Copy out every record below exactly as written, but leave out any pictures.

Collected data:
────────

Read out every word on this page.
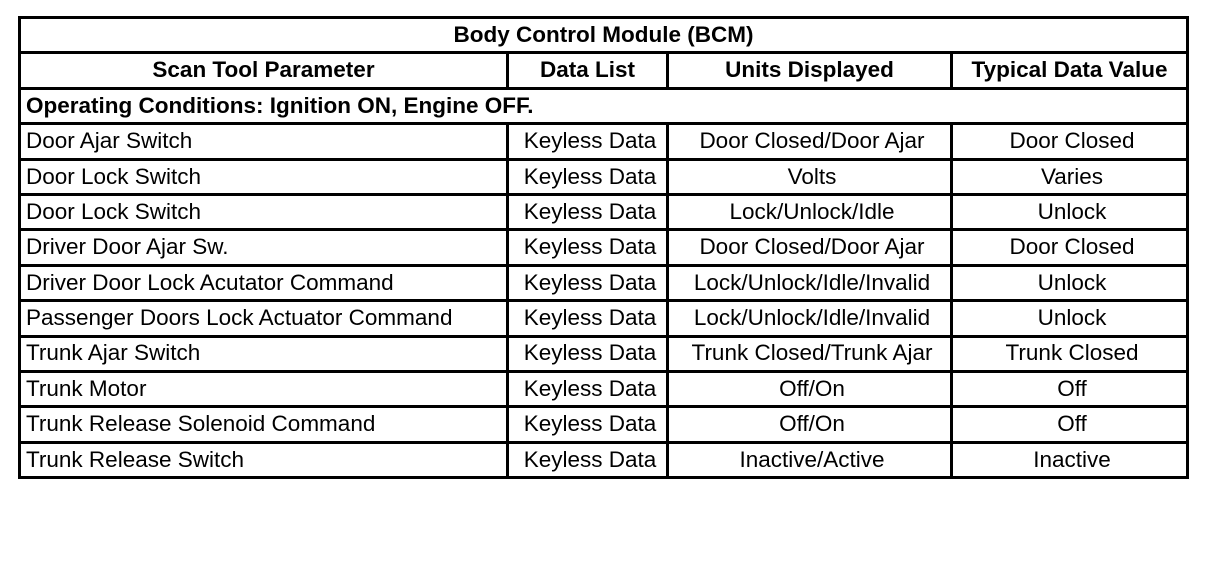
Body Control Module (BCM)			
Scan Tool Parameter	Data List	Units Displayed	Typical Data Value
Operating Conditions: Ignition ON, Engine OFF.			
Door Ajar Switch	Keyless Data	Door Closed/Door Ajar	Door Closed
Door Lock Switch	Keyless Data	Volts	Varies
Door Lock Switch	Keyless Data	Lock/Unlock/Idle	Unlock
Driver Door Ajar Sw.	Keyless Data	Door Closed/Door Ajar	Door Closed
Driver Door Lock Acutator Command	Keyless Data	Lock/Unlock/Idle/Invalid	Unlock
Passenger Doors Lock Actuator Command	Keyless Data	Lock/Unlock/Idle/Invalid	Unlock
Trunk Ajar Switch	Keyless Data	Trunk Closed/Trunk Ajar	Trunk Closed
Trunk Motor	Keyless Data	Off/On	Off
Trunk Release Solenoid Command	Keyless Data	Off/On	Off
Trunk Release Switch	Keyless Data	Inactive/Active	Inactive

────────

Task result:
Read out every word on this page.
Body Control Module (BCM)			
Scan Tool Parameter	Data List	Units Displayed	Typical Data Value
Operating Conditions: Ignition ON, Engine OFF.			
Door Ajar Switch	Keyless Data	Door Closed/Door Ajar	Door Closed
Door Lock Switch	Keyless Data	Volts	Varies
Door Lock Switch	Keyless Data	Lock/Unlock/Idle	Unlock
Driver Door Ajar Sw.	Keyless Data	Door Closed/Door Ajar	Door Closed
Driver Door Lock Acutator Command	Keyless Data	Lock/Unlock/Idle/Invalid	Unlock
Passenger Doors Lock Actuator Command	Keyless Data	Lock/Unlock/Idle/Invalid	Unlock
Trunk Ajar Switch	Keyless Data	Trunk Closed/Trunk Ajar	Trunk Closed
Trunk Motor	Keyless Data	Off/On	Off
Trunk Release Solenoid Command	Keyless Data	Off/On	Off
Trunk Release Switch	Keyless Data	Inactive/Active	Inactive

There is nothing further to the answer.